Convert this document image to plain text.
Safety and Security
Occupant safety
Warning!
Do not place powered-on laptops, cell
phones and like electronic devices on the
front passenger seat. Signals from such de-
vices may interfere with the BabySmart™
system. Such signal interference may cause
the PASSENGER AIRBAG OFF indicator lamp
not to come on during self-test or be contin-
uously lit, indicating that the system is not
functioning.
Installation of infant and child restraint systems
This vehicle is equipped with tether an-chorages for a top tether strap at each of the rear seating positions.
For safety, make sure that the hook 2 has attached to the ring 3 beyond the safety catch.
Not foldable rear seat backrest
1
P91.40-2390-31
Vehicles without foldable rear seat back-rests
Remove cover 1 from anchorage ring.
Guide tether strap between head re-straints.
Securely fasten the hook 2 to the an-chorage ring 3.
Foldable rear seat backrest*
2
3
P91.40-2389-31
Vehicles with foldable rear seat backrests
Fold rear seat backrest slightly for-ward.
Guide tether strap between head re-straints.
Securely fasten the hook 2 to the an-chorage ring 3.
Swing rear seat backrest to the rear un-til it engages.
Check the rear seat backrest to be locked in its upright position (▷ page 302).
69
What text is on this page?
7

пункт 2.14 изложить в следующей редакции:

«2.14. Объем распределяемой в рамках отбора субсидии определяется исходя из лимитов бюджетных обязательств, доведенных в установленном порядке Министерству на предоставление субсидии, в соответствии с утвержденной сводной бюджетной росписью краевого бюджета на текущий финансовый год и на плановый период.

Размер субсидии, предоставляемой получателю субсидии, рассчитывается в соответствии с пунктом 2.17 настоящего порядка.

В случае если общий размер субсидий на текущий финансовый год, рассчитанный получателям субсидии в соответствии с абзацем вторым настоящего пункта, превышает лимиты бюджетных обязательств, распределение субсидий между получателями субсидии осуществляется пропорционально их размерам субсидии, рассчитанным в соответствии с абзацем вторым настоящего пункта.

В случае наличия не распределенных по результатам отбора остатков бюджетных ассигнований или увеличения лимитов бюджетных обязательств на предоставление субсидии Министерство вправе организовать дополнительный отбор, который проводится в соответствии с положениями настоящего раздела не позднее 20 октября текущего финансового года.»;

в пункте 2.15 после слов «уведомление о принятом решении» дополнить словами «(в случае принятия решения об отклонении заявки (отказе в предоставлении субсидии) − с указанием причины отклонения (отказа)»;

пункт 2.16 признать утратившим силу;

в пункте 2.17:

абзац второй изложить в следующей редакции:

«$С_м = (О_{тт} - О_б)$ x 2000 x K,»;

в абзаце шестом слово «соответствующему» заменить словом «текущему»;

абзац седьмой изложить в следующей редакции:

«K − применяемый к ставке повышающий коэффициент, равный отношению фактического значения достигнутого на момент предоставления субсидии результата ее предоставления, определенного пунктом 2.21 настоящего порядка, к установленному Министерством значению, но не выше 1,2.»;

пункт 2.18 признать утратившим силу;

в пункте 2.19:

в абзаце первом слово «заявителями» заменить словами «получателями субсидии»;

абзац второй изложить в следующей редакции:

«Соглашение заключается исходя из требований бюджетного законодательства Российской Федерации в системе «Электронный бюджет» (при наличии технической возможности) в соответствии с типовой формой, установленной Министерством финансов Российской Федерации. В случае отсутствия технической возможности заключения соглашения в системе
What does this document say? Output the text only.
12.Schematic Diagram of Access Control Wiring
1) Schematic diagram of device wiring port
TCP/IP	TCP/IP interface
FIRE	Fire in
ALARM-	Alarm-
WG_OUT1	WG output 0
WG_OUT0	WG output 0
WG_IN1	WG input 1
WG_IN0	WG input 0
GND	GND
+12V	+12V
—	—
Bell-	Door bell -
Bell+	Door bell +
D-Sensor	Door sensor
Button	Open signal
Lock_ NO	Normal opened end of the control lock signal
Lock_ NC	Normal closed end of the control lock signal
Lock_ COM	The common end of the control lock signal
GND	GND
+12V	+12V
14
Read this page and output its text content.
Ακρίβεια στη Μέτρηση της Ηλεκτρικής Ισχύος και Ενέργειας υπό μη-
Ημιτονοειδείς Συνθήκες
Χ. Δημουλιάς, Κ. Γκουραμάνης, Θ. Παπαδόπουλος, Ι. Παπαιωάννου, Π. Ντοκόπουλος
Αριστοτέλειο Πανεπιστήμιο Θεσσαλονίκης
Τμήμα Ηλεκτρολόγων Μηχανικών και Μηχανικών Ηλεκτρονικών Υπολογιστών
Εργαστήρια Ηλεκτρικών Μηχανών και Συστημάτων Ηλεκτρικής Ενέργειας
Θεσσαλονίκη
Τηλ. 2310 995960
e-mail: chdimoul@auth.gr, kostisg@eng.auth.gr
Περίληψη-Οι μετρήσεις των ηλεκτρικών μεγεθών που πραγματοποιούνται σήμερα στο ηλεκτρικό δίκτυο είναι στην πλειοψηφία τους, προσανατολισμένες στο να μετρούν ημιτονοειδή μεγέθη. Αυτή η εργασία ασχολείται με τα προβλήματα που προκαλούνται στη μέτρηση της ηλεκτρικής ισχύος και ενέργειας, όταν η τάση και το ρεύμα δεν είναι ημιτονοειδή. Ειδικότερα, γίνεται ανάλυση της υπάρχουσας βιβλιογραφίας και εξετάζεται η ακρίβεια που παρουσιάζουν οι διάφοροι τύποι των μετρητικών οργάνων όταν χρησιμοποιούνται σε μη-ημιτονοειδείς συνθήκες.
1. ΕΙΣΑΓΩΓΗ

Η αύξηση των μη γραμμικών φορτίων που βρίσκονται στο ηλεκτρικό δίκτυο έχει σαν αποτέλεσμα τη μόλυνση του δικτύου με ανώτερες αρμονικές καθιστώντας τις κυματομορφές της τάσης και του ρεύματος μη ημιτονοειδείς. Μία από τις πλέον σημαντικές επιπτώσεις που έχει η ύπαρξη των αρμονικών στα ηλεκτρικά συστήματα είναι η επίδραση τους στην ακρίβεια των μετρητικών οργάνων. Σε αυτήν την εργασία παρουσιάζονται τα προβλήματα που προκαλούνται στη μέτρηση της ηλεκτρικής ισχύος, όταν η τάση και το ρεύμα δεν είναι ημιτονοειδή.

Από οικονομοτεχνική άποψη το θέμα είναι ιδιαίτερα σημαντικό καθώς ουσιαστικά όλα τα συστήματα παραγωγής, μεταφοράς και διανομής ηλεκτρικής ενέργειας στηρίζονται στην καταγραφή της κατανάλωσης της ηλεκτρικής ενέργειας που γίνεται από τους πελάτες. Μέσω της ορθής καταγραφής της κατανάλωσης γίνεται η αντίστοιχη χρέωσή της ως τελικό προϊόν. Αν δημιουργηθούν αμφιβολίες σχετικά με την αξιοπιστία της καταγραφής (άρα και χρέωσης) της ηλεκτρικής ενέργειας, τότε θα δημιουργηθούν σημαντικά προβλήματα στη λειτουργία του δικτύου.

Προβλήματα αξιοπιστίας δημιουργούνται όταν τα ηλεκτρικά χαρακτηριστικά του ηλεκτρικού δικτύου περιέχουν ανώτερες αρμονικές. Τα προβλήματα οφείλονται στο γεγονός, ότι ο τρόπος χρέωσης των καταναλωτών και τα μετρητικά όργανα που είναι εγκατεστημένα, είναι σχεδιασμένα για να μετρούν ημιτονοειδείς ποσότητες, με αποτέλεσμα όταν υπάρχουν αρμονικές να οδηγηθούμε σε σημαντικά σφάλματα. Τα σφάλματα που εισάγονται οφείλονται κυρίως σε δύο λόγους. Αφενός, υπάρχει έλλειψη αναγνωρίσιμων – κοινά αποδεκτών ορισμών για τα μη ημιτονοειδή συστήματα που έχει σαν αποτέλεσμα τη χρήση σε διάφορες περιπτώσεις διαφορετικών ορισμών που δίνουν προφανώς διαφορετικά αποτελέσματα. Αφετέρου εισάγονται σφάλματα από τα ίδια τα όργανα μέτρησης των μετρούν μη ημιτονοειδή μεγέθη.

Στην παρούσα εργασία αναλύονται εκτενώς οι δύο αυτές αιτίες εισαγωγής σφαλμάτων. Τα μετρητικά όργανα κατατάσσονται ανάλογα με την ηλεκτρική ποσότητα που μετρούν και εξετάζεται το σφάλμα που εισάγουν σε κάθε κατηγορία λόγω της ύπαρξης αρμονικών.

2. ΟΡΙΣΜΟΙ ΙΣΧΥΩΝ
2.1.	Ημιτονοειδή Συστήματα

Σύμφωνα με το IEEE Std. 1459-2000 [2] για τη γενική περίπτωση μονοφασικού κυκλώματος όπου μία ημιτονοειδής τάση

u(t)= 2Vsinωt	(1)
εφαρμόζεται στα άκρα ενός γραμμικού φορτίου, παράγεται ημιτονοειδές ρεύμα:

* **Required task**: Search the data above for lines holding "οργάνων" and copy each of them.

* **Written answer**:
Περίληψη-Οι μετρήσεις των ηλεκτρικών μεγεθών που πραγματοποιούνται σήμερα στο ηλεκτρικό δίκτυο είναι στην πλειοψηφία τους, προσανατολισμένες στο να μετρούν ημιτονοειδή μεγέθη. Αυτή η εργασία ασχολείται με τα προβλήματα που προκαλούνται στη μέτρηση της ηλεκτρικής ισχύος και ενέργειας, όταν η τάση και το ρεύμα δεν είναι ημιτονοειδή. Ειδικότερα, γίνεται ανάλυση της υπάρχουσας βιβλιογραφίας και εξετάζεται η ακρίβεια που παρουσιάζουν οι διάφοροι τύποι των μετρητικών οργάνων όταν χρησιμοποιούνται σε μη-ημιτονοειδείς συνθήκες.
Η αύξηση των μη γραμμικών φορτίων που βρίσκονται στο ηλεκτρικό δίκτυο έχει σαν αποτέλεσμα τη μόλυνση του δικτύου με ανώτερες αρμονικές καθιστώντας τις κυματομορφές της τάσης και του ρεύματος μη ημιτονοειδείς. Μία από τις πλέον σημαντικές επιπτώσεις που έχει η ύπαρξη των αρμονικών στα ηλεκτρικά συστήματα είναι η επίδραση τους στην ακρίβεια των μετρητικών οργάνων. Σε αυτήν την εργασία παρουσιάζονται τα προβλήματα που προκαλούνται στη μέτρηση της ηλεκτρικής ισχύος, όταν η τάση και το ρεύμα δεν είναι ημιτονοειδή.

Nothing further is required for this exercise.